» GIVEN REQUEST: Will you give the material below again, every line exactly as it is?

## START

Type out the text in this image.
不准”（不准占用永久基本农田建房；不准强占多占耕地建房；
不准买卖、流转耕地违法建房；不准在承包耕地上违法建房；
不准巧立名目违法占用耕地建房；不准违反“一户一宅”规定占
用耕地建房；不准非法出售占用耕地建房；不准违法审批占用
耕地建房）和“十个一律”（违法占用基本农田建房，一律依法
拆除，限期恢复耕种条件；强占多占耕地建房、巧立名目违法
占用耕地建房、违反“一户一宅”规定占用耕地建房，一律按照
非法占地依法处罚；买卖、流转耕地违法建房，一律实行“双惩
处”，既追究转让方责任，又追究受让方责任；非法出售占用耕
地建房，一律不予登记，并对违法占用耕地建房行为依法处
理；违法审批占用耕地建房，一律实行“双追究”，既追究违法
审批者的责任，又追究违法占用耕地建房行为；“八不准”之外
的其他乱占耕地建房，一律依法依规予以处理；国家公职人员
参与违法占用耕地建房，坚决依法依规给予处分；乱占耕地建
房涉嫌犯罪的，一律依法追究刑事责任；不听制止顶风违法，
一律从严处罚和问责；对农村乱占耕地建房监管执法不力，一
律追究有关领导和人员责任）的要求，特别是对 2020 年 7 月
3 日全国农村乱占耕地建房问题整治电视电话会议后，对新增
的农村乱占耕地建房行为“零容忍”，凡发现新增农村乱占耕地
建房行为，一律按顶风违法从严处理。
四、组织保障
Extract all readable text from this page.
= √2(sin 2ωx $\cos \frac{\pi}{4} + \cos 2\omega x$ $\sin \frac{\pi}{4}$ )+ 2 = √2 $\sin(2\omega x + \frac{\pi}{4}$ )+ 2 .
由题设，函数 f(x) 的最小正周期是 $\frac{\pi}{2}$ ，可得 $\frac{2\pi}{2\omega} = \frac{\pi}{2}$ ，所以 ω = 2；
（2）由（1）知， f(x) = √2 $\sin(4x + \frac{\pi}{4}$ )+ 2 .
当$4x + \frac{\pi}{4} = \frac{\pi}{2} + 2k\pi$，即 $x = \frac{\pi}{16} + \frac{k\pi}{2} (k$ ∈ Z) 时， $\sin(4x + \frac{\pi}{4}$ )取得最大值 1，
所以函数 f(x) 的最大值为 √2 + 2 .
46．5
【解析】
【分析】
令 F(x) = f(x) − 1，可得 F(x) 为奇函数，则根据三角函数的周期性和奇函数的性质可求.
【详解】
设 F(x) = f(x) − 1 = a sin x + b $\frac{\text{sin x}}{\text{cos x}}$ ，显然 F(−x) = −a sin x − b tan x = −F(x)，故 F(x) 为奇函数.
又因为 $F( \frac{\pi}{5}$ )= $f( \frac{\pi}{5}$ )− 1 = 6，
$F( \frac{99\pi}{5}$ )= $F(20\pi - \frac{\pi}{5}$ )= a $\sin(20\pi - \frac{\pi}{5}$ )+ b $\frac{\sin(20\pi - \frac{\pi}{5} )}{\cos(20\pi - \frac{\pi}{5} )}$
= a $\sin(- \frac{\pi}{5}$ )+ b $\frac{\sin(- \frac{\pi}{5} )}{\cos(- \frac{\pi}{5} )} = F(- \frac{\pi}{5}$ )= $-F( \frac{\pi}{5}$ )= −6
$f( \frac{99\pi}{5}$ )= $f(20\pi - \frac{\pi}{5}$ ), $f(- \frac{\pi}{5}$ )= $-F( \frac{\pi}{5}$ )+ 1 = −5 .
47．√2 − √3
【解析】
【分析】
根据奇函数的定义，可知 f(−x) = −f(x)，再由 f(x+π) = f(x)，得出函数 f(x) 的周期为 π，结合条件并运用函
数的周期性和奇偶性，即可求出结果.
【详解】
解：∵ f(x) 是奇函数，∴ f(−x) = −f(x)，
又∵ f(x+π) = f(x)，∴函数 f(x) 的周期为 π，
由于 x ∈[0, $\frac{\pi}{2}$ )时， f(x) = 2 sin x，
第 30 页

## END

» SOLUTION:
Type out the text in this image.
不准”（不准占用永久基本农田建房；不准强占多占耕地建房；
不准买卖、流转耕地违法建房；不准在承包耕地上违法建房；
不准巧立名目违法占用耕地建房；不准违反“一户一宅”规定占
用耕地建房；不准非法出售占用耕地建房；不准违法审批占用
耕地建房）和“十个一律”（违法占用基本农田建房，一律依法
拆除，限期恢复耕种条件；强占多占耕地建房、巧立名目违法
占用耕地建房、违反“一户一宅”规定占用耕地建房，一律按照
非法占地依法处罚；买卖、流转耕地违法建房，一律实行“双惩
处”，既追究转让方责任，又追究受让方责任；非法出售占用耕
地建房，一律不予登记，并对违法占用耕地建房行为依法处
理；违法审批占用耕地建房，一律实行“双追究”，既追究违法
审批者的责任，又追究违法占用耕地建房行为；“八不准”之外
的其他乱占耕地建房，一律依法依规予以处理；国家公职人员
参与违法占用耕地建房，坚决依法依规给予处分；乱占耕地建
房涉嫌犯罪的，一律依法追究刑事责任；不听制止顶风违法，
一律从严处罚和问责；对农村乱占耕地建房监管执法不力，一
律追究有关领导和人员责任）的要求，特别是对 2020 年 7 月
3 日全国农村乱占耕地建房问题整治电视电话会议后，对新增
的农村乱占耕地建房行为“零容忍”，凡发现新增农村乱占耕地
建房行为，一律按顶风违法从严处理。
四、组织保障
Extract all readable text from this page.
= √2(sin 2ωx $\cos \frac{\pi}{4} + \cos 2\omega x$ $\sin \frac{\pi}{4}$ )+ 2 = √2 $\sin(2\omega x + \frac{\pi}{4}$ )+ 2 .
由题设，函数 f(x) 的最小正周期是 $\frac{\pi}{2}$ ，可得 $\frac{2\pi}{2\omega} = \frac{\pi}{2}$ ，所以 ω = 2；
（2）由（1）知， f(x) = √2 $\sin(4x + \frac{\pi}{4}$ )+ 2 .
当$4x + \frac{\pi}{4} = \frac{\pi}{2} + 2k\pi$，即 $x = \frac{\pi}{16} + \frac{k\pi}{2} (k$ ∈ Z) 时， $\sin(4x + \frac{\pi}{4}$ )取得最大值 1，
所以函数 f(x) 的最大值为 √2 + 2 .
46．5
【解析】
【分析】
令 F(x) = f(x) − 1，可得 F(x) 为奇函数，则根据三角函数的周期性和奇函数的性质可求.
【详解】
设 F(x) = f(x) − 1 = a sin x + b $\frac{\text{sin x}}{\text{cos x}}$ ，显然 F(−x) = −a sin x − b tan x = −F(x)，故 F(x) 为奇函数.
又因为 $F( \frac{\pi}{5}$ )= $f( \frac{\pi}{5}$ )− 1 = 6，
$F( \frac{99\pi}{5}$ )= $F(20\pi - \frac{\pi}{5}$ )= a $\sin(20\pi - \frac{\pi}{5}$ )+ b $\frac{\sin(20\pi - \frac{\pi}{5} )}{\cos(20\pi - \frac{\pi}{5} )}$
= a $\sin(- \frac{\pi}{5}$ )+ b $\frac{\sin(- \frac{\pi}{5} )}{\cos(- \frac{\pi}{5} )} = F(- \frac{\pi}{5}$ )= $-F( \frac{\pi}{5}$ )= −6
$f( \frac{99\pi}{5}$ )= $f(20\pi - \frac{\pi}{5}$ ), $f(- \frac{\pi}{5}$ )= $-F( \frac{\pi}{5}$ )+ 1 = −5 .
47．√2 − √3
【解析】
【分析】
根据奇函数的定义，可知 f(−x) = −f(x)，再由 f(x+π) = f(x)，得出函数 f(x) 的周期为 π，结合条件并运用函
数的周期性和奇偶性，即可求出结果.
【详解】
解：∵ f(x) 是奇函数，∴ f(−x) = −f(x)，
又∵ f(x+π) = f(x)，∴函数 f(x) 的周期为 π，
由于 x ∈[0, $\frac{\pi}{2}$ )时， f(x) = 2 sin x，
第 30 页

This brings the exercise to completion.